▶ [Description of the task]: Extract each line from the entries below that has the string "this" in it.

▶ [Listed entries]:

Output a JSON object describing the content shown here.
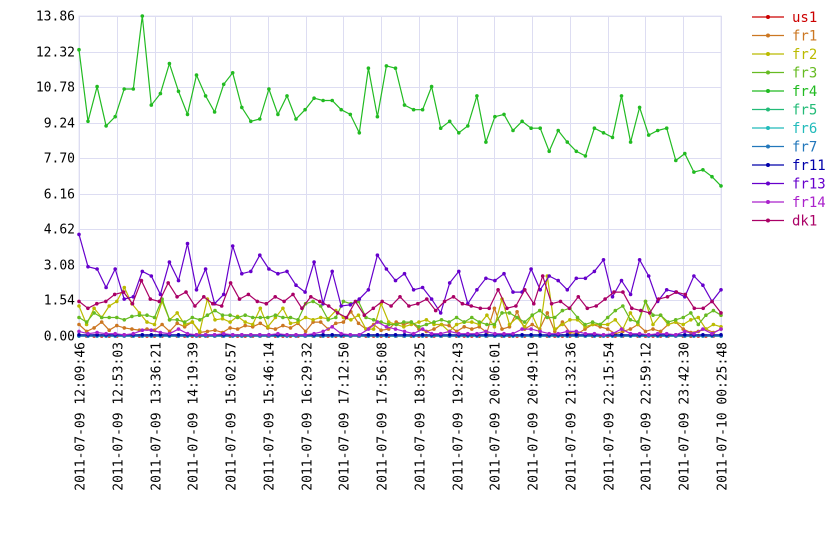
{
  "chart_data": {
    "type": "line",
    "title": "",
    "xlabel": "",
    "ylabel": "",
    "ylim": [
      0,
      13.86
    ],
    "grid": true,
    "legend_position": "right",
    "y_ticks": [
      "0.00",
      "1.54",
      "3.08",
      "4.62",
      "6.16",
      "7.70",
      "9.24",
      "10.78",
      "12.32",
      "13.86"
    ],
    "x_ticks": [
      "2011-07-09 12:09:46",
      "2011-07-09 12:53:03",
      "2011-07-09 13:36:21",
      "2011-07-09 14:19:39",
      "2011-07-09 15:02:57",
      "2011-07-09 15:46:14",
      "2011-07-09 16:29:32",
      "2011-07-09 17:12:50",
      "2011-07-09 17:56:08",
      "2011-07-09 18:39:25",
      "2011-07-09 19:22:43",
      "2011-07-09 20:06:01",
      "2011-07-09 20:49:19",
      "2011-07-09 21:32:36",
      "2011-07-09 22:15:54",
      "2011-07-09 22:59:12",
      "2011-07-09 23:42:30",
      "2011-07-10 00:25:48"
    ],
    "series": [
      {
        "name": "us1",
        "color": "#cc0000",
        "values": [
          0,
          0,
          0,
          0,
          0,
          0,
          0,
          0,
          0,
          0,
          0,
          0,
          0,
          0,
          0,
          0,
          0,
          0,
          0,
          0,
          0,
          0,
          0,
          0,
          0,
          0,
          0,
          0,
          0,
          0,
          0,
          0,
          0,
          0,
          0,
          0,
          0,
          0,
          0,
          0,
          0,
          0,
          0,
          0,
          0,
          0,
          0,
          0,
          0,
          0,
          0,
          0,
          0,
          0,
          0,
          0,
          0,
          0,
          0,
          0,
          0,
          0,
          0,
          0,
          0,
          0,
          0,
          0,
          0,
          0,
          0,
          0,
          0,
          0,
          0,
          0,
          0,
          0,
          0,
          0,
          0,
          0,
          0,
          0,
          0,
          0
        ]
      },
      {
        "name": "fr1",
        "color": "#cc7722",
        "values": [
          0.5,
          0.2,
          0.35,
          0.6,
          0.25,
          0.45,
          0.35,
          0.3,
          0.25,
          0.3,
          0.25,
          0.5,
          0.2,
          0.55,
          0.4,
          0.6,
          0.15,
          0.2,
          0.25,
          0.15,
          0.35,
          0.3,
          0.45,
          0.4,
          0.55,
          0.35,
          0.3,
          0.45,
          0.35,
          0.55,
          0.2,
          0.6,
          0.6,
          0.3,
          0.55,
          0.6,
          1.05,
          0.55,
          0.3,
          0.5,
          0.25,
          0.3,
          0.6,
          0.5,
          0.6,
          0.3,
          0.2,
          0.3,
          0.5,
          0.45,
          0.2,
          0.4,
          0.3,
          0.4,
          0.15,
          1.2,
          0.3,
          0.4,
          1.05,
          0.3,
          0.5,
          0.3,
          1.0,
          0.2,
          0.6,
          0.15,
          0.1,
          0.3,
          0.5,
          0.4,
          0.3,
          0.1,
          0.2,
          0.3,
          0.5,
          0.2,
          0.3,
          0.2,
          0.5,
          0.6,
          0.3,
          0.15,
          0.2,
          0.3,
          0.15,
          0.3
        ]
      },
      {
        "name": "fr2",
        "color": "#bbbb00",
        "values": [
          1.3,
          0.5,
          1.2,
          0.8,
          1.3,
          1.5,
          2.1,
          1.4,
          1.0,
          0.6,
          0.5,
          1.5,
          0.7,
          1.0,
          0.5,
          0.6,
          0.2,
          1.6,
          0.7,
          0.75,
          0.6,
          0.85,
          0.6,
          0.5,
          1.2,
          0.4,
          0.8,
          1.2,
          0.55,
          0.6,
          0.8,
          0.7,
          0.8,
          0.75,
          1.1,
          0.8,
          0.7,
          0.9,
          0.3,
          0.3,
          1.4,
          0.6,
          0.5,
          0.4,
          0.5,
          0.6,
          0.7,
          0.5,
          0.5,
          0.2,
          0.5,
          0.6,
          0.6,
          0.5,
          0.9,
          0.4,
          1.6,
          0.5,
          0.8,
          0.4,
          0.9,
          0.2,
          2.6,
          0.3,
          0.5,
          0.7,
          0.7,
          0.4,
          0.5,
          0.5,
          0.5,
          0.7,
          0.3,
          1.0,
          0.5,
          1.5,
          0.5,
          0.9,
          0.5,
          0.6,
          0.5,
          0.7,
          0.8,
          0.3,
          0.5,
          0.4
        ]
      },
      {
        "name": "fr3",
        "color": "#66bb22",
        "values": [
          0.8,
          0.6,
          1.0,
          0.8,
          0.8,
          0.8,
          0.7,
          0.85,
          0.9,
          0.9,
          0.8,
          1.6,
          0.7,
          0.7,
          0.6,
          0.8,
          0.7,
          0.9,
          1.1,
          0.9,
          0.9,
          0.8,
          0.9,
          0.8,
          0.8,
          0.8,
          0.9,
          0.8,
          0.8,
          0.7,
          1.4,
          1.5,
          1.3,
          0.7,
          0.8,
          1.5,
          1.4,
          1.5,
          0.8,
          0.7,
          0.6,
          0.5,
          0.5,
          0.6,
          0.6,
          0.4,
          0.5,
          0.6,
          0.7,
          0.6,
          0.8,
          0.6,
          0.8,
          0.6,
          0.5,
          0.5,
          1.0,
          1.0,
          0.8,
          0.6,
          0.9,
          1.1,
          0.8,
          0.8,
          1.1,
          1.2,
          0.8,
          0.5,
          0.6,
          0.5,
          0.8,
          1.1,
          1.3,
          0.7,
          0.6,
          1.5,
          0.9,
          0.9,
          0.6,
          0.7,
          0.8,
          1.0,
          0.5,
          0.9,
          1.1,
          0.9
        ]
      },
      {
        "name": "fr4",
        "color": "#22bb22",
        "values": [
          12.4,
          9.3,
          10.8,
          9.1,
          9.5,
          10.7,
          10.7,
          13.86,
          10.0,
          10.5,
          11.8,
          10.6,
          9.6,
          11.3,
          10.4,
          9.7,
          10.9,
          11.4,
          9.9,
          9.3,
          9.4,
          10.7,
          9.6,
          10.4,
          9.4,
          9.8,
          10.3,
          10.2,
          10.2,
          9.8,
          9.6,
          8.8,
          11.6,
          9.5,
          11.7,
          11.6,
          10.0,
          9.8,
          9.8,
          10.8,
          9.0,
          9.3,
          8.8,
          9.1,
          10.4,
          8.4,
          9.5,
          9.6,
          8.9,
          9.3,
          9.0,
          9.0,
          8.0,
          8.9,
          8.4,
          8.0,
          7.8,
          9.0,
          8.8,
          8.6,
          10.4,
          8.4,
          9.9,
          8.7,
          8.9,
          9.0,
          7.6,
          7.9,
          7.1,
          7.2,
          6.9,
          6.5
        ]
      },
      {
        "name": "fr5",
        "color": "#22bb77",
        "values": [
          0,
          0,
          0,
          0,
          0,
          0,
          0,
          0,
          0,
          0,
          0,
          0,
          0,
          0,
          0,
          0,
          0,
          0,
          0,
          0,
          0,
          0,
          0,
          0,
          0,
          0,
          0,
          0,
          0,
          0,
          0,
          0,
          0,
          0,
          0,
          0,
          0,
          0,
          0,
          0,
          0,
          0,
          0,
          0,
          0,
          0,
          0,
          0,
          0,
          0,
          0,
          0,
          0,
          0,
          0,
          0,
          0,
          0,
          0,
          0,
          0,
          0,
          0,
          0,
          0,
          0,
          0,
          0,
          0,
          0,
          0,
          0
        ]
      },
      {
        "name": "fr6",
        "color": "#22bbbb",
        "values": [
          0,
          0,
          0,
          0,
          0,
          0,
          0,
          0,
          0,
          0,
          0,
          0,
          0,
          0,
          0,
          0,
          0,
          0,
          0,
          0,
          0,
          0,
          0,
          0,
          0,
          0,
          0,
          0,
          0,
          0,
          0,
          0,
          0,
          0,
          0,
          0,
          0,
          0,
          0,
          0,
          0,
          0,
          0,
          0,
          0,
          0,
          0,
          0,
          0,
          0,
          0,
          0,
          0,
          0,
          0,
          0,
          0,
          0,
          0,
          0,
          0,
          0,
          0,
          0,
          0,
          0,
          0,
          0,
          0,
          0,
          0,
          0
        ]
      },
      {
        "name": "fr7",
        "color": "#2277bb",
        "values": [
          0,
          0,
          0,
          0,
          0,
          0,
          0,
          0,
          0,
          0,
          0,
          0,
          0,
          0,
          0,
          0,
          0,
          0,
          0,
          0,
          0,
          0,
          0,
          0,
          0,
          0,
          0,
          0,
          0,
          0,
          0,
          0,
          0,
          0,
          0,
          0,
          0,
          0,
          0,
          0,
          0,
          0,
          0,
          0,
          0,
          0,
          0,
          0,
          0,
          0,
          0,
          0,
          0,
          0,
          0,
          0,
          0,
          0,
          0,
          0,
          0,
          0,
          0,
          0,
          0,
          0,
          0,
          0,
          0,
          0,
          0,
          0
        ]
      },
      {
        "name": "fr11",
        "color": "#0000aa",
        "values": [
          0.05,
          0.05,
          0.05,
          0.05,
          0.05,
          0.05,
          0.05,
          0.05,
          0.05,
          0.05,
          0.05,
          0.05,
          0.05,
          0.05,
          0.05,
          0.05,
          0.05,
          0.05,
          0.05,
          0.05,
          0.05,
          0.05,
          0.05,
          0.05,
          0.05,
          0.05,
          0.05,
          0.05,
          0.05,
          0.05,
          0.05,
          0.05,
          0.05,
          0.05,
          0.05,
          0.05,
          0.05,
          0.05,
          0.05,
          0.05,
          0.05,
          0.05,
          0.05,
          0.05,
          0.05,
          0.05,
          0.05,
          0.05,
          0.05,
          0.05,
          0.05,
          0.05,
          0.05,
          0.05,
          0.05,
          0.05,
          0.05,
          0.05,
          0.05,
          0.05,
          0.05,
          0.05,
          0.05,
          0.05,
          0.05,
          0.05,
          0.05,
          0.05,
          0.05,
          0.05,
          0.05,
          0.05
        ]
      },
      {
        "name": "fr13",
        "color": "#6600cc",
        "values": [
          4.4,
          3.0,
          2.9,
          2.1,
          2.9,
          1.6,
          1.7,
          2.8,
          2.6,
          1.8,
          3.2,
          2.4,
          4.0,
          2.0,
          2.9,
          1.4,
          1.8,
          3.9,
          2.7,
          2.8,
          3.5,
          2.9,
          2.7,
          2.8,
          2.2,
          1.9,
          3.2,
          1.4,
          2.8,
          1.3,
          1.35,
          1.6,
          2.0,
          3.5,
          2.9,
          2.4,
          2.7,
          2.0,
          2.1,
          1.6,
          1.0,
          2.3,
          2.8,
          1.4,
          2.0,
          2.5,
          2.4,
          2.7,
          1.9,
          1.9,
          2.9,
          2.0,
          2.6,
          2.4,
          2.0,
          2.5,
          2.5,
          2.8,
          3.3,
          1.7,
          2.4,
          1.8,
          3.3,
          2.6,
          1.5,
          2.0,
          1.9,
          1.7,
          2.6,
          2.2,
          1.5,
          2.0
        ]
      },
      {
        "name": "fr14",
        "color": "#aa22cc",
        "values": [
          0.2,
          0.1,
          0.15,
          0.1,
          0.1,
          0.05,
          0.1,
          0.25,
          0.25,
          0.15,
          0.1,
          0.3,
          0.1,
          0.05,
          0.05,
          0.05,
          0.1,
          0.05,
          0.05,
          0.05,
          0.05,
          0.05,
          0.1,
          0.05,
          0.05,
          0.05,
          0.1,
          0.2,
          0.4,
          0.1,
          0.05,
          0.05,
          0.3,
          0.6,
          0.4,
          0.3,
          0.2,
          0.1,
          0.3,
          0.1,
          0.1,
          0.2,
          0.1,
          0.1,
          0.1,
          0.2,
          0.1,
          0.1,
          0.1,
          0.3,
          0.3,
          0.2,
          0.1,
          0.1,
          0.2,
          0.2,
          0.1,
          0.1,
          0.05,
          0.1,
          0.3,
          0.1,
          0.1,
          0.05,
          0.1,
          0.1,
          0.05,
          0.2,
          0.1,
          0.3,
          0.1,
          0.3
        ]
      },
      {
        "name": "dk1",
        "color": "#aa0066",
        "values": [
          1.5,
          1.2,
          1.4,
          1.5,
          1.8,
          1.9,
          1.4,
          2.4,
          1.6,
          1.5,
          2.3,
          1.7,
          1.9,
          1.3,
          1.7,
          1.4,
          1.3,
          2.3,
          1.6,
          1.8,
          1.5,
          1.4,
          1.7,
          1.5,
          1.8,
          1.2,
          1.7,
          1.5,
          1.3,
          1.0,
          0.8,
          1.5,
          0.9,
          1.2,
          1.5,
          1.3,
          1.7,
          1.3,
          1.4,
          1.6,
          1.1,
          1.5,
          1.7,
          1.4,
          1.3,
          1.2,
          1.2,
          2.0,
          1.2,
          1.3,
          2.0,
          1.4,
          2.6,
          1.4,
          1.5,
          1.2,
          1.7,
          1.2,
          1.3,
          1.6,
          1.9,
          1.9,
          1.2,
          1.1,
          1.0,
          1.6,
          1.7,
          1.9,
          1.8,
          1.2,
          1.2,
          1.5,
          1.0
        ]
      }
    ]
  }
}
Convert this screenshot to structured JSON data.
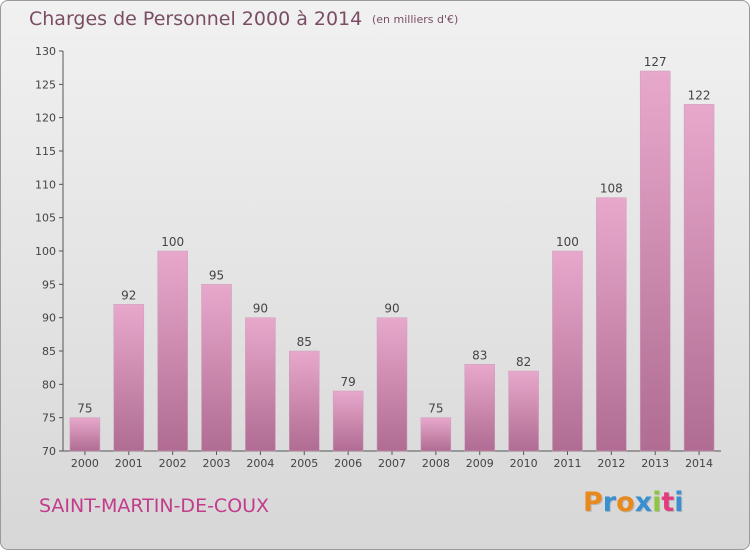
{
  "header": {
    "title": "Charges de Personnel 2000 à 2014",
    "subtitle": "(en milliers d'€)"
  },
  "footer": {
    "commune": "SAINT-MARTIN-DE-COUX",
    "logo_letters": [
      "P",
      "r",
      "o",
      "x",
      "i",
      "t",
      "i"
    ],
    "logo_colors": [
      "#e8891e",
      "#3a8fd1",
      "#e8891e",
      "#3a8fd1",
      "#8dc63f",
      "#e23c7e",
      "#3a8fd1"
    ]
  },
  "colors": {
    "bar_top": "#e8a8cc",
    "bar_bottom": "#b06c92",
    "text": "#7a4d64",
    "accent": "#c23c8b"
  },
  "chart_data": {
    "type": "bar",
    "title": "Charges de Personnel 2000 à 2014",
    "subtitle": "(en milliers d'€)",
    "categories": [
      "2000",
      "2001",
      "2002",
      "2003",
      "2004",
      "2005",
      "2006",
      "2007",
      "2008",
      "2009",
      "2010",
      "2011",
      "2012",
      "2013",
      "2014"
    ],
    "values": [
      75,
      92,
      100,
      95,
      90,
      85,
      79,
      90,
      75,
      83,
      82,
      100,
      108,
      127,
      122
    ],
    "ylim": [
      70,
      130
    ],
    "yticks": [
      70,
      75,
      80,
      85,
      90,
      95,
      100,
      105,
      110,
      115,
      120,
      125,
      130
    ],
    "grid": false,
    "legend": "none"
  }
}
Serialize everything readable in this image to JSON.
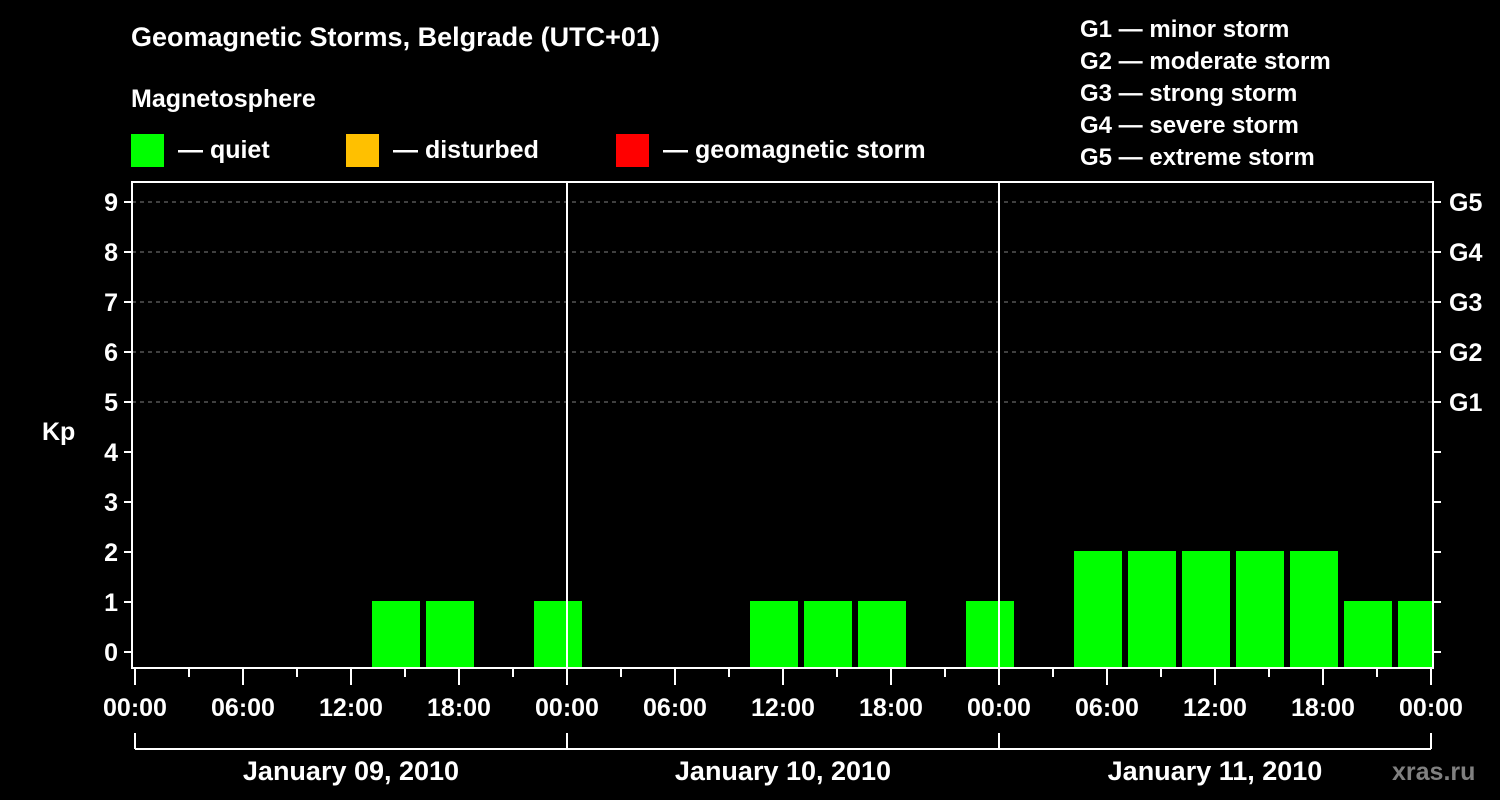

▶ [The completed task]:
Convert this screenshot to structured JSON data.
Serialize everything readable in this image to JSON.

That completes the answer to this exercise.